* **DATASET ROWS**
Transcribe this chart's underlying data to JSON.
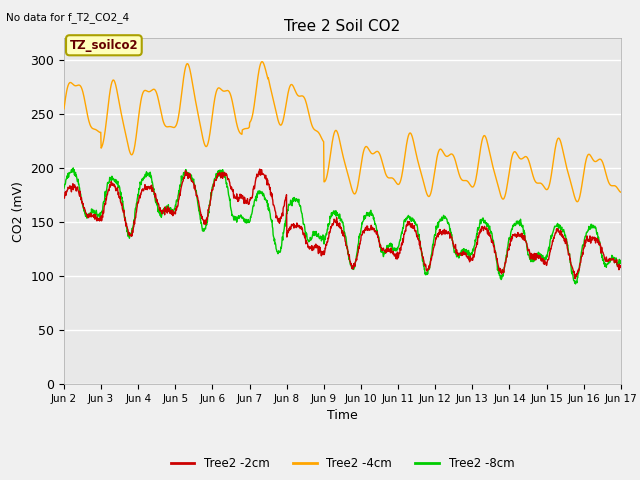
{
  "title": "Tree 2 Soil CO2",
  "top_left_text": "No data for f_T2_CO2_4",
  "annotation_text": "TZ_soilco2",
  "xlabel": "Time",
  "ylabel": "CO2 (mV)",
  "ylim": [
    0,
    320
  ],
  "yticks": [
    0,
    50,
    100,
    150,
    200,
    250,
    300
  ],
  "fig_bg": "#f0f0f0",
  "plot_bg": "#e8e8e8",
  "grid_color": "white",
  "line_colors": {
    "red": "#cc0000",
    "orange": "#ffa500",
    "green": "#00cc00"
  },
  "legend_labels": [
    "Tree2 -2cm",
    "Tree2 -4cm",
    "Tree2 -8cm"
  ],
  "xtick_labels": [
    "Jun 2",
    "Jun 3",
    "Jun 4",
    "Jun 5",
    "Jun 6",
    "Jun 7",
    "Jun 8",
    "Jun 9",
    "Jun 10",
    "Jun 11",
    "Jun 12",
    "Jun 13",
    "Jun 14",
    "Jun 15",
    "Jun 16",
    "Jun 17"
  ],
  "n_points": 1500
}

* **WORK TO COMPLETE**
Write out the listing above again, exactly, but with no pictures in the copy.

* **ANSWER BELOW**
Transcribe this chart's underlying data to JSON.
{
  "title": "Tree 2 Soil CO2",
  "top_left_text": "No data for f_T2_CO2_4",
  "annotation_text": "TZ_soilco2",
  "xlabel": "Time",
  "ylabel": "CO2 (mV)",
  "ylim": [
    0,
    320
  ],
  "yticks": [
    0,
    50,
    100,
    150,
    200,
    250,
    300
  ],
  "fig_bg": "#f0f0f0",
  "plot_bg": "#e8e8e8",
  "grid_color": "white",
  "line_colors": {
    "red": "#cc0000",
    "orange": "#ffa500",
    "green": "#00cc00"
  },
  "legend_labels": [
    "Tree2 -2cm",
    "Tree2 -4cm",
    "Tree2 -8cm"
  ],
  "xtick_labels": [
    "Jun 2",
    "Jun 3",
    "Jun 4",
    "Jun 5",
    "Jun 6",
    "Jun 7",
    "Jun 8",
    "Jun 9",
    "Jun 10",
    "Jun 11",
    "Jun 12",
    "Jun 13",
    "Jun 14",
    "Jun 15",
    "Jun 16",
    "Jun 17"
  ],
  "n_points": 1500
}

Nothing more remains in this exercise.